--- ENTRIES ---
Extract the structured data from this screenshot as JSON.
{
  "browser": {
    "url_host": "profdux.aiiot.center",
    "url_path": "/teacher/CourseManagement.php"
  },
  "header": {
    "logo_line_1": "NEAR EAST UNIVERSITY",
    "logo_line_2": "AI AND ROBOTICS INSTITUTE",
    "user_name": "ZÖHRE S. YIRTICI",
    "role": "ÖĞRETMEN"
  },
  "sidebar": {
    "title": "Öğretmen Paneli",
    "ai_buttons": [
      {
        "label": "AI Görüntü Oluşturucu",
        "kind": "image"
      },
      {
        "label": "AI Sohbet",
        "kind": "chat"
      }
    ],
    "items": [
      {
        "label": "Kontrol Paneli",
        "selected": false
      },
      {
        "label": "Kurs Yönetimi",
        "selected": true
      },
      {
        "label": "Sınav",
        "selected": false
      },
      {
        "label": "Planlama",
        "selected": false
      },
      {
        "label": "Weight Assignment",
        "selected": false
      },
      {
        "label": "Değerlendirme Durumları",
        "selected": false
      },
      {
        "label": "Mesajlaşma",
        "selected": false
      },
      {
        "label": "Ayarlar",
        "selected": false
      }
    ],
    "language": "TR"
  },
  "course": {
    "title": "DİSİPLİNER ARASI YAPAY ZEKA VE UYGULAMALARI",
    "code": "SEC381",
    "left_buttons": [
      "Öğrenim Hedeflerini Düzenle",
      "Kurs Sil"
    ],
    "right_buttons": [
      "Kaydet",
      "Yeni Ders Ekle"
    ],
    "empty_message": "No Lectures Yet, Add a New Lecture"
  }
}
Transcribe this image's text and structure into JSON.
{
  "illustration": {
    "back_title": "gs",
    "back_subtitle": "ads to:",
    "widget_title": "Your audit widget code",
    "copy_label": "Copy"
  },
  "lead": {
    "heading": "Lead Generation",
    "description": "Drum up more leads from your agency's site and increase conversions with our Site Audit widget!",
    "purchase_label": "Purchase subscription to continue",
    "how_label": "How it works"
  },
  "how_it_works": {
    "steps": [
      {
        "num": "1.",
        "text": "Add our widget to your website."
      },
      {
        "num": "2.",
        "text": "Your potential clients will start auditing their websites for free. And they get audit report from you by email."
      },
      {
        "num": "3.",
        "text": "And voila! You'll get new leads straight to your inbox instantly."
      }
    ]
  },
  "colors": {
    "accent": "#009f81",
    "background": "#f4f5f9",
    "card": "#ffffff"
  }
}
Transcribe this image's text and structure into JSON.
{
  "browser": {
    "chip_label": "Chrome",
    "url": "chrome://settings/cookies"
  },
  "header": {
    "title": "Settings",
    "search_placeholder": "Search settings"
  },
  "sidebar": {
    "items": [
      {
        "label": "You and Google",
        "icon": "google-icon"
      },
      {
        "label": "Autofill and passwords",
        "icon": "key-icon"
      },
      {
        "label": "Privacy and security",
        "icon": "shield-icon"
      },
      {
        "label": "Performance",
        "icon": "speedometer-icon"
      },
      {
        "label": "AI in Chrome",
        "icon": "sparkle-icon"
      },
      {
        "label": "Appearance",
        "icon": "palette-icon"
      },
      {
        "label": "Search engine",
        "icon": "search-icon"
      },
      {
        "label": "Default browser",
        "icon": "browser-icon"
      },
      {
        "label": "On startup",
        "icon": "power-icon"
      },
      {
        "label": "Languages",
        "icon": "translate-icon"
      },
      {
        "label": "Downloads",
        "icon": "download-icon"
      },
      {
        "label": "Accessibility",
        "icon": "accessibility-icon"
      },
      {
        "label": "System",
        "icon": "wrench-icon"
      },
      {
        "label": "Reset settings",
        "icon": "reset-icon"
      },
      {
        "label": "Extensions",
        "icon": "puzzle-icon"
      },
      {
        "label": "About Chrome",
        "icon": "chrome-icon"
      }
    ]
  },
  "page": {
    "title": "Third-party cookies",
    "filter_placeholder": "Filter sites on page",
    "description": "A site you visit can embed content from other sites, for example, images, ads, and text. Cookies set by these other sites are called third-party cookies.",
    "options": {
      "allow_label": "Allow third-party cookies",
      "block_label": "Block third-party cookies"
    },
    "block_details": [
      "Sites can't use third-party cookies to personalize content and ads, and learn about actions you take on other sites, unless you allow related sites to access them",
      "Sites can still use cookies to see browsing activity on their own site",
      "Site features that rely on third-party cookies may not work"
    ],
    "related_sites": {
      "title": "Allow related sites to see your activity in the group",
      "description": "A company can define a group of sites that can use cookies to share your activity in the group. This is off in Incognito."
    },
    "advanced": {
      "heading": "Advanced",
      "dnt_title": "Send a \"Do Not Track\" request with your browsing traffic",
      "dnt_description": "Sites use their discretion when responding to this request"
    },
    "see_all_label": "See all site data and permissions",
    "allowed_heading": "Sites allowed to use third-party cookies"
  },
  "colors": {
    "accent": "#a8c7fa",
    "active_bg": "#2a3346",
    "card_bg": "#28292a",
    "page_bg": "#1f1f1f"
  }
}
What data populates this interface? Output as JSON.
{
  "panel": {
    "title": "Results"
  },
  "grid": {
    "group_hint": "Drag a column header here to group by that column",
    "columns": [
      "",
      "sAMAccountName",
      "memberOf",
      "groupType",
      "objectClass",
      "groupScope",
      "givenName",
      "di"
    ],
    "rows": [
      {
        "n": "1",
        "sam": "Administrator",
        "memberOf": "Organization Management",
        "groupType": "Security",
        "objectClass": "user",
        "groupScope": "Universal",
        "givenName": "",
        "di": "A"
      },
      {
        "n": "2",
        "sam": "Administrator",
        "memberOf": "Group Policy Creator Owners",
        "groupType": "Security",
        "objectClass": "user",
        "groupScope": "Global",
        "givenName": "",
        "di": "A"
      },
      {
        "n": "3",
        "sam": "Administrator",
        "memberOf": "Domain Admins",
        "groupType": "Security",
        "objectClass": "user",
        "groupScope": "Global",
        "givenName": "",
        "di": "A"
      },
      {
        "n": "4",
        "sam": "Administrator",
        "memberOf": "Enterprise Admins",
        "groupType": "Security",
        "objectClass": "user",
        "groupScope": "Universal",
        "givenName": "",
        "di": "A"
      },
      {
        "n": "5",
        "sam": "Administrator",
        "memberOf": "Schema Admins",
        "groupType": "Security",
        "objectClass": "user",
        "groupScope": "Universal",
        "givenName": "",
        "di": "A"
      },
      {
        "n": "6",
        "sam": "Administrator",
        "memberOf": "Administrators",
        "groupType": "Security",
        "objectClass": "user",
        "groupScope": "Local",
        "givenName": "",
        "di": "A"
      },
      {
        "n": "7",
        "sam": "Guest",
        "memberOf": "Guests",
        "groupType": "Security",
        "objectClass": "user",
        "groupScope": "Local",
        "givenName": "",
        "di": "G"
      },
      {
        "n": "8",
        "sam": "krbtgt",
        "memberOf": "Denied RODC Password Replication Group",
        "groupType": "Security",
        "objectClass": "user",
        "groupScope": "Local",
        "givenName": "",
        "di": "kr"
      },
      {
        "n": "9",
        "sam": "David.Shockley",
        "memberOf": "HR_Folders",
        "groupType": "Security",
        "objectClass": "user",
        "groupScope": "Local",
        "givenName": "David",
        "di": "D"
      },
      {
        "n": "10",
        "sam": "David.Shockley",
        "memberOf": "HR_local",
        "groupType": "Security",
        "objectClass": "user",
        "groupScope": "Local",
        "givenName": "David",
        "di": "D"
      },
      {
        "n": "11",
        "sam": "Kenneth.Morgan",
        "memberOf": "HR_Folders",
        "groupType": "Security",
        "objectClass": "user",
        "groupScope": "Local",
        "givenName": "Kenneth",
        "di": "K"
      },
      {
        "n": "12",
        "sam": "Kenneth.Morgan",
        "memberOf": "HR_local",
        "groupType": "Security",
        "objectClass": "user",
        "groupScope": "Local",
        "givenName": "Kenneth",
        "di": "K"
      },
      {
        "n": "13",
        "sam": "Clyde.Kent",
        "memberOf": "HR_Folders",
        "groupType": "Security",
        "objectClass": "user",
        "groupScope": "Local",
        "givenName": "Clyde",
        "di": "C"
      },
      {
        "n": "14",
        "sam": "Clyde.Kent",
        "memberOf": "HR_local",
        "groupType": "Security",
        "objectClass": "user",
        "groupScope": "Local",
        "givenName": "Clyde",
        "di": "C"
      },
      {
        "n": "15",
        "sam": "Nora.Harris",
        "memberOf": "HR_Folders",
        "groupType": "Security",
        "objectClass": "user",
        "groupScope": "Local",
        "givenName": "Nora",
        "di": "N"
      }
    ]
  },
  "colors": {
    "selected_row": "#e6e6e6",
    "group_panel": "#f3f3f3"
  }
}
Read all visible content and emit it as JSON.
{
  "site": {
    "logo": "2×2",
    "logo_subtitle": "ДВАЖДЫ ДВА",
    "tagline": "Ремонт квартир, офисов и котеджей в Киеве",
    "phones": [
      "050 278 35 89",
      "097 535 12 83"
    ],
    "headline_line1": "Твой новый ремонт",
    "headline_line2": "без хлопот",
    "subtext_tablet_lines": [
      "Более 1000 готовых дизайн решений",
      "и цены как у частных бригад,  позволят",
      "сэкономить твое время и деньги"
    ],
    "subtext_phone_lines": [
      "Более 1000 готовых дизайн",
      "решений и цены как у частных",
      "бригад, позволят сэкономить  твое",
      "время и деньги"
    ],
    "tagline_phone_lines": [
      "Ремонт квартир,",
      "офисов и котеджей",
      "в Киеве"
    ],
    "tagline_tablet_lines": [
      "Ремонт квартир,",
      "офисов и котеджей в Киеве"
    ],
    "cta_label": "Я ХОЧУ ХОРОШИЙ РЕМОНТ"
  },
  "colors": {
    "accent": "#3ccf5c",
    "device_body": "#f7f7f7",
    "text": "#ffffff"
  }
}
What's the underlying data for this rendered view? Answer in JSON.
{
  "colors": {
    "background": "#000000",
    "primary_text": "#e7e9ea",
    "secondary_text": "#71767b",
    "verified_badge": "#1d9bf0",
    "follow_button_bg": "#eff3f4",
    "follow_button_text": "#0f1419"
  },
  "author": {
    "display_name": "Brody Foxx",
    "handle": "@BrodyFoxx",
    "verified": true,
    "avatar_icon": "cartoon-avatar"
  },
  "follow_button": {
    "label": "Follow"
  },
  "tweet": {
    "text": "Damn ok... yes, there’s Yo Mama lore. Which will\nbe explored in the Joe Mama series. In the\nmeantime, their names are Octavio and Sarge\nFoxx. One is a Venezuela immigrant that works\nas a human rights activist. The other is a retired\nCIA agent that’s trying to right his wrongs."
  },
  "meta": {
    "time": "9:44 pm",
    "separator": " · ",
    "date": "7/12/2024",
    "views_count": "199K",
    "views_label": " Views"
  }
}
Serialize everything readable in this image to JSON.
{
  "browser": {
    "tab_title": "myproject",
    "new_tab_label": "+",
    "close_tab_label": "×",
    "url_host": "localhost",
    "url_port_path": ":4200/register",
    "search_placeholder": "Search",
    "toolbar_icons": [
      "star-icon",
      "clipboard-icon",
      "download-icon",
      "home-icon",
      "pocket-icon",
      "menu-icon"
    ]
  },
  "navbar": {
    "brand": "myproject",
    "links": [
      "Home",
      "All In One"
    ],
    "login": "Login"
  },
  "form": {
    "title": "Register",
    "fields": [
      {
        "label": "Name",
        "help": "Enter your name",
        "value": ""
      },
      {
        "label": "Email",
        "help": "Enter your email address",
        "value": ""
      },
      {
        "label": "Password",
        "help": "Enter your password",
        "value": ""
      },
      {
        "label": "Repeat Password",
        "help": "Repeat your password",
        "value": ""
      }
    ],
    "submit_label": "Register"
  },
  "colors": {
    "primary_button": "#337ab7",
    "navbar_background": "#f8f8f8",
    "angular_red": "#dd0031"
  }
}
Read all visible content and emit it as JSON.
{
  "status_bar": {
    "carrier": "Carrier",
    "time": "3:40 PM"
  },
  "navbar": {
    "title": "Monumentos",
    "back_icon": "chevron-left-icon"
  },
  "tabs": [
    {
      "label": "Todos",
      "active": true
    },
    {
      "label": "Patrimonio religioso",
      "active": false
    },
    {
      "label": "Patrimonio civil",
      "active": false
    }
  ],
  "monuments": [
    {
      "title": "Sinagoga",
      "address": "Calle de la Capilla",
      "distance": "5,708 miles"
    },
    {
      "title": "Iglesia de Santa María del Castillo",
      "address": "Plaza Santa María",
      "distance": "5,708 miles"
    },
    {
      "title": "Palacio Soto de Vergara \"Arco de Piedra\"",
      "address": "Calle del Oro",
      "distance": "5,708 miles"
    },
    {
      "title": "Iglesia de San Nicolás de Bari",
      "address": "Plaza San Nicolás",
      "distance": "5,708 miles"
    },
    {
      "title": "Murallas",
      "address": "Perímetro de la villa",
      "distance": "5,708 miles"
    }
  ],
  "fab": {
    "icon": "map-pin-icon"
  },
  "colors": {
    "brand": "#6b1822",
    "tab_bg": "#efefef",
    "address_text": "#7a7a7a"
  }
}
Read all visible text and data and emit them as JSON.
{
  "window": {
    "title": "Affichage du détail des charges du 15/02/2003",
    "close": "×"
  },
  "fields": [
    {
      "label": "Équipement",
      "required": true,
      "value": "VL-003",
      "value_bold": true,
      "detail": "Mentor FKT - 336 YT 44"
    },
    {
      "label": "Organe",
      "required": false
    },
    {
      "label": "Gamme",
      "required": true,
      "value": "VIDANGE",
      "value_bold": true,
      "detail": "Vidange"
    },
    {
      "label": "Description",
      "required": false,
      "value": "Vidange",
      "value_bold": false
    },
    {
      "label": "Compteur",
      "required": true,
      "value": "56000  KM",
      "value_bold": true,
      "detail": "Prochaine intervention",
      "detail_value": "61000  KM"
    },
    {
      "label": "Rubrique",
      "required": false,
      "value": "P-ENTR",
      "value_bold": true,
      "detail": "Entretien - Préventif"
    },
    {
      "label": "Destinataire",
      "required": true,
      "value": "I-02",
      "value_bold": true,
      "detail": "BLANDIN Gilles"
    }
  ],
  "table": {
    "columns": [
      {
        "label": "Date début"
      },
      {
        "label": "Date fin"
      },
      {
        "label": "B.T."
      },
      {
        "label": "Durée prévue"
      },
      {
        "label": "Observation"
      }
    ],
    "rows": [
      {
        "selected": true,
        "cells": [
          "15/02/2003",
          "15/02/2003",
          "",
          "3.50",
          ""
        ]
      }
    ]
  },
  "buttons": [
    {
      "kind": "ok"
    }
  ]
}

--- REQUIREMENT ---
Some lines of the data above may hold the word "сэкономить"; report how many do, and nothing else.

--- OUTPUT OF THE EXERCISE ---
2